BEGIN Provided entries
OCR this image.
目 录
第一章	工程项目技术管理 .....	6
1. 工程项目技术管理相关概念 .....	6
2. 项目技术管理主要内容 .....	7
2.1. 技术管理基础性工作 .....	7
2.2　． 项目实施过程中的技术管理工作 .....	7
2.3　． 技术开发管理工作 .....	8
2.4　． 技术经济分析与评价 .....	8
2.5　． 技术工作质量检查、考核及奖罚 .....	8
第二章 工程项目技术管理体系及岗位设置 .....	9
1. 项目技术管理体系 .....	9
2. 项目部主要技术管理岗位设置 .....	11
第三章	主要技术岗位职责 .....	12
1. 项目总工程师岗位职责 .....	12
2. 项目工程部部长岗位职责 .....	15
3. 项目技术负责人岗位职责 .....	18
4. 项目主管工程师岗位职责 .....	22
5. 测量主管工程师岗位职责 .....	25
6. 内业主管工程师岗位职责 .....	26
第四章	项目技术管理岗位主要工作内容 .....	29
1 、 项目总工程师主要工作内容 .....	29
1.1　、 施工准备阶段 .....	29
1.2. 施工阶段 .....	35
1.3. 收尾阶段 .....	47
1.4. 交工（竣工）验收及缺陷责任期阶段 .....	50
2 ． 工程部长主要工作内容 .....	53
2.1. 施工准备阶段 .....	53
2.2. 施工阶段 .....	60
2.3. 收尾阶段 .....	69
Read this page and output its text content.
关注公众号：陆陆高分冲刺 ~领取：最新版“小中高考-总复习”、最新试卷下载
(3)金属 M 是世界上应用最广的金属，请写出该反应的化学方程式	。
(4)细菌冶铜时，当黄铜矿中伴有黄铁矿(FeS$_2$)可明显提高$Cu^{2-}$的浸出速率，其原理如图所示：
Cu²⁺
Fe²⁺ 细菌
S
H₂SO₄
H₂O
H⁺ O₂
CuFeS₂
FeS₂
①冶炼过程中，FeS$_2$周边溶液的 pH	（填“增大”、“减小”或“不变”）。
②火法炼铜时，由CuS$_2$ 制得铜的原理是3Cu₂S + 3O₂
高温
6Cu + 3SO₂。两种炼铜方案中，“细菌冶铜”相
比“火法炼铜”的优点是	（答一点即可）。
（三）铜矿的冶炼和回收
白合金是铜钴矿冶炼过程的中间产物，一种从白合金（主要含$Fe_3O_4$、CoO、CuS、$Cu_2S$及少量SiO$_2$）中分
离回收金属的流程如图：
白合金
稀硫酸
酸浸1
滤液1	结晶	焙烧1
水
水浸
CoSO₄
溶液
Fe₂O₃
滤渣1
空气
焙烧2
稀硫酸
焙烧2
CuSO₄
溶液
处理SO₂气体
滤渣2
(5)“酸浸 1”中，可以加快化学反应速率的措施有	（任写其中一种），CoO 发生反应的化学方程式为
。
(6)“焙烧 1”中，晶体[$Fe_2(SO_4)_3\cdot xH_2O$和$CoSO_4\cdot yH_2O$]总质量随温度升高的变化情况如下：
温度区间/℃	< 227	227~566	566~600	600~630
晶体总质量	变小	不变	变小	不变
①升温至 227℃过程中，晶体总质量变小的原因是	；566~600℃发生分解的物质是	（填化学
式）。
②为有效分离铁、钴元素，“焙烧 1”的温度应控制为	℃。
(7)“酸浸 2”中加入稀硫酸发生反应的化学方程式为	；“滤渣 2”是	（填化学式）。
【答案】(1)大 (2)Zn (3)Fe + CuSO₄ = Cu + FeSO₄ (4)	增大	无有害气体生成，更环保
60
END Provided entries
→ **Direction**: Reproduce each entry from the records above, character for character.

→ **Answer to the exercise**:
OCR this image.
目 录
第一章	工程项目技术管理 .....	6
1. 工程项目技术管理相关概念 .....	6
2. 项目技术管理主要内容 .....	7
2.1. 技术管理基础性工作 .....	7
2.2　． 项目实施过程中的技术管理工作 .....	7
2.3　． 技术开发管理工作 .....	8
2.4　． 技术经济分析与评价 .....	8
2.5　． 技术工作质量检查、考核及奖罚 .....	8
第二章 工程项目技术管理体系及岗位设置 .....	9
1. 项目技术管理体系 .....	9
2. 项目部主要技术管理岗位设置 .....	11
第三章	主要技术岗位职责 .....	12
1. 项目总工程师岗位职责 .....	12
2. 项目工程部部长岗位职责 .....	15
3. 项目技术负责人岗位职责 .....	18
4. 项目主管工程师岗位职责 .....	22
5. 测量主管工程师岗位职责 .....	25
6. 内业主管工程师岗位职责 .....	26
第四章	项目技术管理岗位主要工作内容 .....	29
1 、 项目总工程师主要工作内容 .....	29
1.1　、 施工准备阶段 .....	29
1.2. 施工阶段 .....	35
1.3. 收尾阶段 .....	47
1.4. 交工（竣工）验收及缺陷责任期阶段 .....	50
2 ． 工程部长主要工作内容 .....	53
2.1. 施工准备阶段 .....	53
2.2. 施工阶段 .....	60
2.3. 收尾阶段 .....	69
Read this page and output its text content.
关注公众号：陆陆高分冲刺 ~领取：最新版“小中高考-总复习”、最新试卷下载
(3)金属 M 是世界上应用最广的金属，请写出该反应的化学方程式	。
(4)细菌冶铜时，当黄铜矿中伴有黄铁矿(FeS$_2$)可明显提高$Cu^{2-}$的浸出速率，其原理如图所示：
Cu²⁺
Fe²⁺ 细菌
S
H₂SO₄
H₂O
H⁺ O₂
CuFeS₂
FeS₂
①冶炼过程中，FeS$_2$周边溶液的 pH	（填“增大”、“减小”或“不变”）。
②火法炼铜时，由CuS$_2$ 制得铜的原理是3Cu₂S + 3O₂
高温
6Cu + 3SO₂。两种炼铜方案中，“细菌冶铜”相
比“火法炼铜”的优点是	（答一点即可）。
（三）铜矿的冶炼和回收
白合金是铜钴矿冶炼过程的中间产物，一种从白合金（主要含$Fe_3O_4$、CoO、CuS、$Cu_2S$及少量SiO$_2$）中分
离回收金属的流程如图：
白合金
稀硫酸
酸浸1
滤液1	结晶	焙烧1
水
水浸
CoSO₄
溶液
Fe₂O₃
滤渣1
空气
焙烧2
稀硫酸
焙烧2
CuSO₄
溶液
处理SO₂气体
滤渣2
(5)“酸浸 1”中，可以加快化学反应速率的措施有	（任写其中一种），CoO 发生反应的化学方程式为
。
(6)“焙烧 1”中，晶体[$Fe_2(SO_4)_3\cdot xH_2O$和$CoSO_4\cdot yH_2O$]总质量随温度升高的变化情况如下：
温度区间/℃	< 227	227~566	566~600	600~630
晶体总质量	变小	不变	变小	不变
①升温至 227℃过程中，晶体总质量变小的原因是	；566~600℃发生分解的物质是	（填化学
式）。
②为有效分离铁、钴元素，“焙烧 1”的温度应控制为	℃。
(7)“酸浸 2”中加入稀硫酸发生反应的化学方程式为	；“滤渣 2”是	（填化学式）。
【答案】(1)大 (2)Zn (3)Fe + CuSO₄ = Cu + FeSO₄ (4)	增大	无有害气体生成，更环保
60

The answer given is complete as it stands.